──────── RECORDS SHOWN

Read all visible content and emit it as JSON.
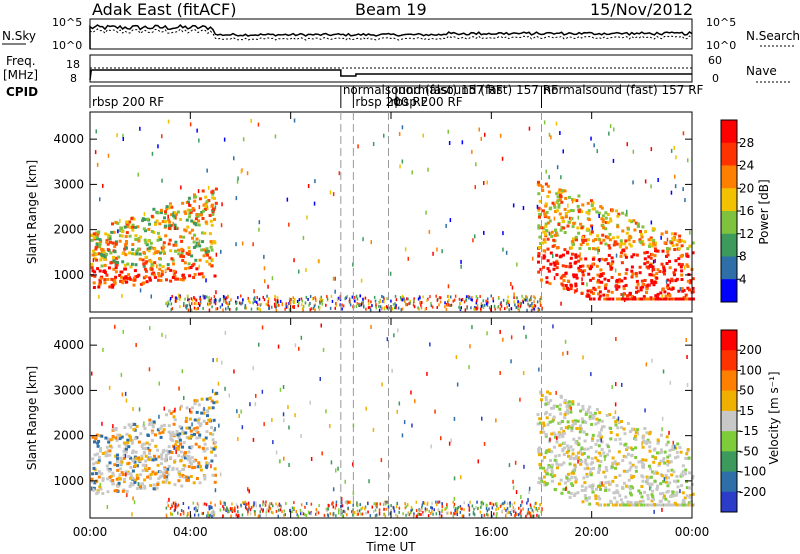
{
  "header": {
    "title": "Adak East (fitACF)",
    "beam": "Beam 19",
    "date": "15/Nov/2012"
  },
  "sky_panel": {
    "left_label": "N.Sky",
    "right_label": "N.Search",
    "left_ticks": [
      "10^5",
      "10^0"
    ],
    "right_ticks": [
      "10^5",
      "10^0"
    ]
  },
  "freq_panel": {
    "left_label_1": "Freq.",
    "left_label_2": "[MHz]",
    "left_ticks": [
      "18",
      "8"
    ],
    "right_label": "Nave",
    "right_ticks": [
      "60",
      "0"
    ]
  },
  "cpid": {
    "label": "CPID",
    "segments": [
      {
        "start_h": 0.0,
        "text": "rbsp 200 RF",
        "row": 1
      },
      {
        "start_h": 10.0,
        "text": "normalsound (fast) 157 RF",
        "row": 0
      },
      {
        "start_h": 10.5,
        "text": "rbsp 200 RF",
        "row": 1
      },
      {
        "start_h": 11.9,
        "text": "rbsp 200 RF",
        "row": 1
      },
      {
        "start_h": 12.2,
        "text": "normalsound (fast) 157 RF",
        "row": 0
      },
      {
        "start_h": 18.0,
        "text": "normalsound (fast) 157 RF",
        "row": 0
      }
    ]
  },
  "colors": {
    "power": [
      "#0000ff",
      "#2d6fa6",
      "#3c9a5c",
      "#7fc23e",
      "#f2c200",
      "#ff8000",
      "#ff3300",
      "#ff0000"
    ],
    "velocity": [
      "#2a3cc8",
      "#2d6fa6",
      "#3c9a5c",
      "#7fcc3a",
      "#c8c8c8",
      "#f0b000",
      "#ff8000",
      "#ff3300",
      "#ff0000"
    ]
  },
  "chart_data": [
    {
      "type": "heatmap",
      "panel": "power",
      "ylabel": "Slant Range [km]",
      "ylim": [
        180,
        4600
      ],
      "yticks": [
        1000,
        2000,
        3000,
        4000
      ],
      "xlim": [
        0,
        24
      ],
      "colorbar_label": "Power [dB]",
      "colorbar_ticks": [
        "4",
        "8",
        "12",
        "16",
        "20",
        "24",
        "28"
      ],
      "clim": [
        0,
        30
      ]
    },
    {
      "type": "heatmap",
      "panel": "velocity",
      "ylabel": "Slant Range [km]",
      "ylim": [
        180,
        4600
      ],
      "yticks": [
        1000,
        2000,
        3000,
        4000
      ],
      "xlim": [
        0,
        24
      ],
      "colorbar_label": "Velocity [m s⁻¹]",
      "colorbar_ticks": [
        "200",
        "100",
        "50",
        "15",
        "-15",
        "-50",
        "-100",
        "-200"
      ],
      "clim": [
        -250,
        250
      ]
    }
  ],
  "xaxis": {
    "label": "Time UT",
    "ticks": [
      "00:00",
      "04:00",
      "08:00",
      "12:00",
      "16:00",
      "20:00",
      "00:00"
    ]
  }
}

────────────────

**WHAT YOU HAVE TO DO**
Reproduce the material above in full, exactly, with no images.

**RESULT**
Read all visible content and emit it as JSON.
{
  "header": {
    "title": "Adak East (fitACF)",
    "beam": "Beam 19",
    "date": "15/Nov/2012"
  },
  "sky_panel": {
    "left_label": "N.Sky",
    "right_label": "N.Search",
    "left_ticks": [
      "10^5",
      "10^0"
    ],
    "right_ticks": [
      "10^5",
      "10^0"
    ]
  },
  "freq_panel": {
    "left_label_1": "Freq.",
    "left_label_2": "[MHz]",
    "left_ticks": [
      "18",
      "8"
    ],
    "right_label": "Nave",
    "right_ticks": [
      "60",
      "0"
    ]
  },
  "cpid": {
    "label": "CPID",
    "segments": [
      {
        "start_h": 0.0,
        "text": "rbsp 200 RF",
        "row": 1
      },
      {
        "start_h": 10.0,
        "text": "normalsound (fast) 157 RF",
        "row": 0
      },
      {
        "start_h": 10.5,
        "text": "rbsp 200 RF",
        "row": 1
      },
      {
        "start_h": 11.9,
        "text": "rbsp 200 RF",
        "row": 1
      },
      {
        "start_h": 12.2,
        "text": "normalsound (fast) 157 RF",
        "row": 0
      },
      {
        "start_h": 18.0,
        "text": "normalsound (fast) 157 RF",
        "row": 0
      }
    ]
  },
  "colors": {
    "power": [
      "#0000ff",
      "#2d6fa6",
      "#3c9a5c",
      "#7fc23e",
      "#f2c200",
      "#ff8000",
      "#ff3300",
      "#ff0000"
    ],
    "velocity": [
      "#2a3cc8",
      "#2d6fa6",
      "#3c9a5c",
      "#7fcc3a",
      "#c8c8c8",
      "#f0b000",
      "#ff8000",
      "#ff3300",
      "#ff0000"
    ]
  },
  "chart_data": [
    {
      "type": "heatmap",
      "panel": "power",
      "ylabel": "Slant Range [km]",
      "ylim": [
        180,
        4600
      ],
      "yticks": [
        1000,
        2000,
        3000,
        4000
      ],
      "xlim": [
        0,
        24
      ],
      "colorbar_label": "Power [dB]",
      "colorbar_ticks": [
        "4",
        "8",
        "12",
        "16",
        "20",
        "24",
        "28"
      ],
      "clim": [
        0,
        30
      ]
    },
    {
      "type": "heatmap",
      "panel": "velocity",
      "ylabel": "Slant Range [km]",
      "ylim": [
        180,
        4600
      ],
      "yticks": [
        1000,
        2000,
        3000,
        4000
      ],
      "xlim": [
        0,
        24
      ],
      "colorbar_label": "Velocity [m s⁻¹]",
      "colorbar_ticks": [
        "200",
        "100",
        "50",
        "15",
        "-15",
        "-50",
        "-100",
        "-200"
      ],
      "clim": [
        -250,
        250
      ]
    }
  ],
  "xaxis": {
    "label": "Time UT",
    "ticks": [
      "00:00",
      "04:00",
      "08:00",
      "12:00",
      "16:00",
      "20:00",
      "00:00"
    ]
  }
}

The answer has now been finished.